_Given problem_.
Take every line from the listing below that includes "important" and copy it.

Rows from a dataset:
[start]

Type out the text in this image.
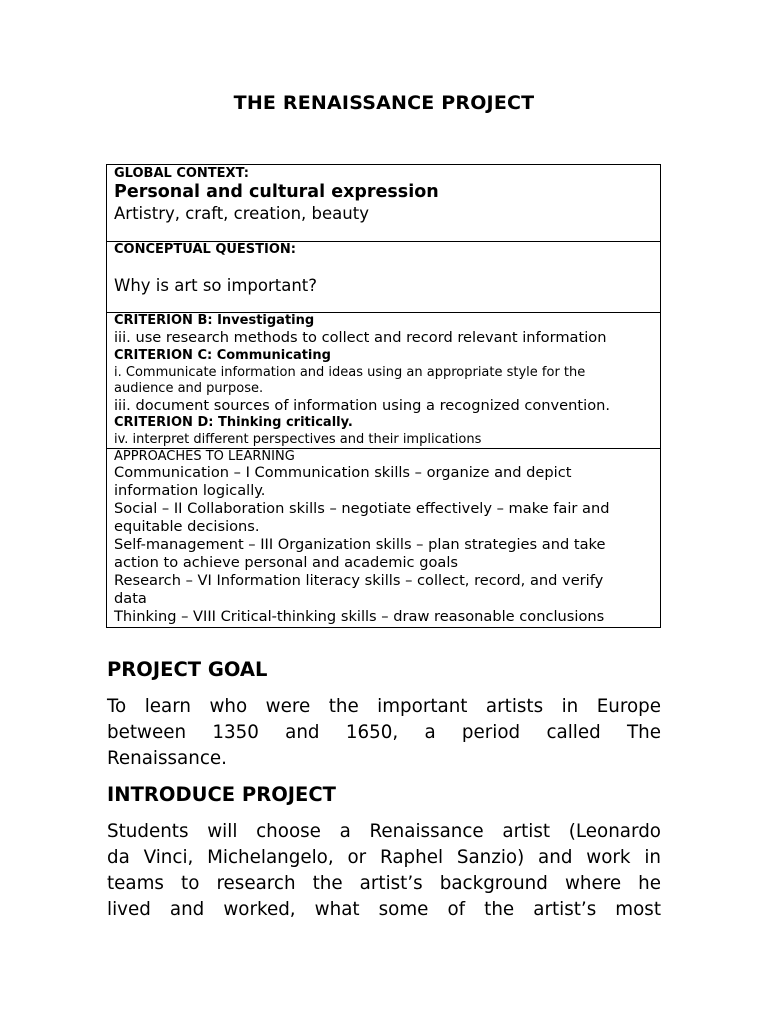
THE RENAISSANCE PROJECT
GLOBAL CONTEXT:
Personal and cultural expression
Artistry, craft, creation, beauty
CONCEPTUAL QUESTION:
Why is art so important?
CRITERION B: Investigating
iii. use research methods to collect and record relevant information
CRITERION C: Communicating
i. Communicate information and ideas using an appropriate style for the
audience and purpose.
iii. document sources of information using a recognized convention.
CRITERION D: Thinking critically.
iv. interpret different perspectives and their implications
APPROACHES TO LEARNING
Communication – I Communication skills – organize and depict
information logically.
Social – II Collaboration skills – negotiate effectively – make fair and
equitable decisions.
Self-management – III Organization skills – plan strategies and take
action to achieve personal and academic goals
Research – VI Information literacy skills – collect, record, and verify
data
Thinking – VIII Critical-thinking skills – draw reasonable conclusions
PROJECT GOAL
To learn who were the important artists in Europe
between 1350 and 1650, a period called The
Renaissance.
INTRODUCE PROJECT
Students will choose a Renaissance artist (Leonardo
da Vinci, Michelangelo, or Raphel Sanzio) and work in
teams to research the artist’s background where he
lived and worked, what some of the artist’s most
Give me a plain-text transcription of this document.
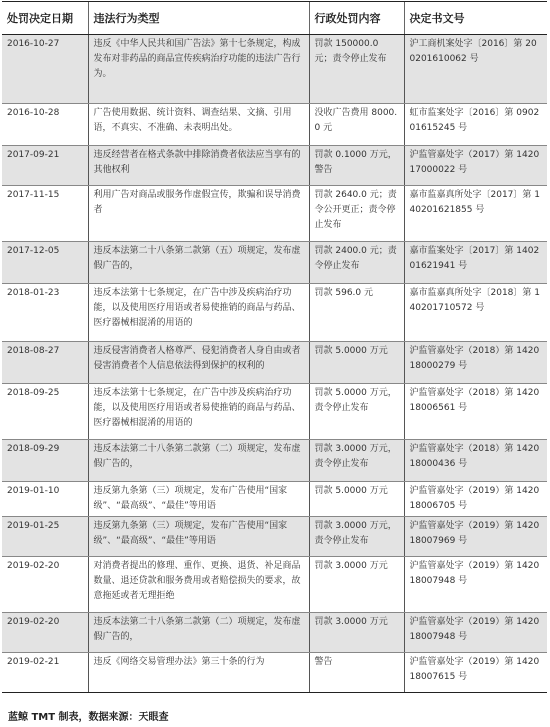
处罚决定日期	违法行为类型	行政处罚内容	决定书文号
2016-10-27	违反《中华人民共和国广告法》第十七条规定，构成发布对非药品的商品宣传疾病治疗功能的违法广告行为。	罚款 150000.0 元；责令停止发布	沪工商机案处字〔2016〕第 200201610062 号
2016-10-28	广告使用数据、统计资料、调查结果、文摘、引用语，不真实、不准确、未表明出处。	没收广告费用 8000.0 元	虹市监案处字〔2016〕第 090201615245 号
2017-09-21	违反经营者在格式条款中排除消费者依法应当享有的其他权利	罚款 0.1000 万元，警告	沪监管嘉处字（2017）第 142017000022 号
2017-11-15	利用广告对商品或服务作虚假宣传，欺骗和误导消费者	罚款 2640.0 元；责令公开更正；责令停止发布	嘉市监嘉真所处字〔2017〕第 140201621855 号
2017-12-05	违反本法第二十八条第二款第（五）项规定，发布虚假广告的，	罚款 2400.0 元；责令停止发布	嘉市监案处字〔2017〕第 140201621941 号
2018-01-23	违反本法第十七条规定，在广告中涉及疾病治疗功能，以及使用医疗用语或者易使推销的商品与药品、医疗器械相混淆的用语的	罚款 596.0 元	嘉市监嘉真所处字〔2018〕第 140201710572 号
2018-08-27	违反侵害消费者人格尊严、侵犯消费者人身自由或者侵害消费者个人信息依法得到保护的权利的	罚款 5.0000 万元	沪监管嘉处字（2018）第 142018000279 号
2018-09-25	违反本法第十七条规定，在广告中涉及疾病治疗功能，以及使用医疗用语或者易使推销的商品与药品、医疗器械相混淆的用语的	罚款 5.0000 万元，责令停止发布	沪监管嘉处字（2018）第 142018006561 号
2018-09-29	违反本法第二十八条第二款第（二）项规定，发布虚假广告的，	罚款 3.0000 万元，责令停止发布	沪监管嘉处字（2018）第 142018000436 号
2019-01-10	违反第九条第（三）项规定，发布广告使用“国家级”、“最高级”、“最佳”等用语	罚款 5.0000 万元	沪监管嘉处字（2019）第 142018006705 号
2019-01-25	违反第九条第（三）项规定，发布广告使用“国家级”、“最高级”、“最佳”等用语	罚款 3.0000 万元，责令停止发布	沪监管嘉处字（2019）第 142018007969 号
2019-02-20	对消费者提出的修理、重作、更换、退货、补足商品数量、退还贷款和服务费用或者赔偿损失的要求，故意拖延或者无理拒绝	罚款 3.0000 万元	沪监管嘉处字（2019）第 142018007948 号
2019-02-20	违反本法第二十八条第二款第（二）项规定，发布虚假广告的，	罚款 3.0000 万元	沪监管嘉处字（2019）第 142018007948 号
2019-02-21	违反《网络交易管理办法》第三十条的行为	警告	沪监管嘉处字（2019）第 142018007615 号
蓝鲸 TMT 制表，数据来源：天眼查
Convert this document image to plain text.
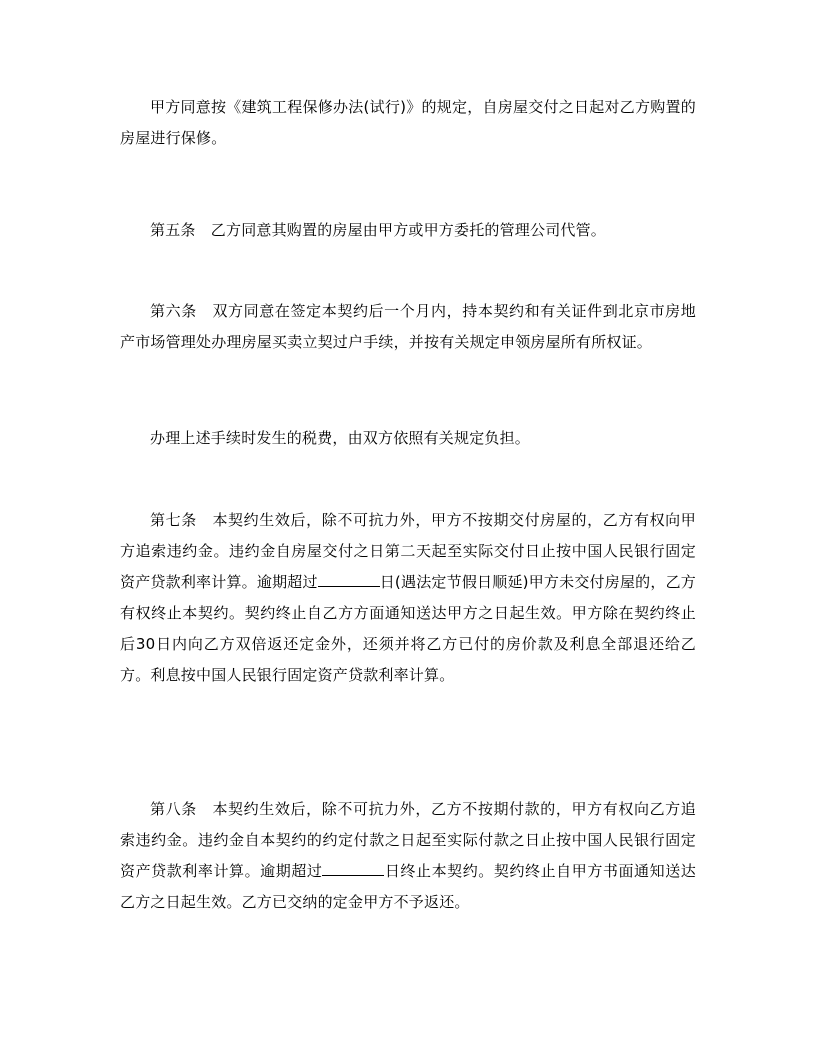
甲方同意按《建筑工程保修办法(试行)》的规定，自房屋交付之日起对乙方购置的房屋进行保修。

第五条　乙方同意其购置的房屋由甲方或甲方委托的管理公司代管。

第六条　双方同意在签定本契约后一个月内，持本契约和有关证件到北京市房地产市场管理处办理房屋买卖立契过户手续，并按有关规定申领房屋所有所权证。

办理上述手续时发生的税费，由双方依照有关规定负担。

第七条　本契约生效后，除不可抗力外，甲方不按期交付房屋的，乙方有权向甲方追索违约金。违约金自房屋交付之日第二天起至实际交付日止按中国人民银行固定资产贷款利率计算。逾期超过	日(遇法定节假日顺延)甲方未交付房屋的，乙方有权终止本契约。契约终止自乙方方面通知送达甲方之日起生效。甲方除在契约终止后30日内向乙方双倍返还定金外，还须并将乙方已付的房价款及利息全部退还给乙方。利息按中国人民银行固定资产贷款利率计算。

第八条　本契约生效后，除不可抗力外，乙方不按期付款的，甲方有权向乙方追索违约金。违约金自本契约的约定付款之日起至实际付款之日止按中国人民银行固定资产贷款利率计算。逾期超过	日终止本契约。契约终止自甲方书面通知送达乙方之日起生效。乙方已交纳的定金甲方不予返还。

[end]

_Response to this exercise_.
Why is art so important?
To learn who were the important artists in Europe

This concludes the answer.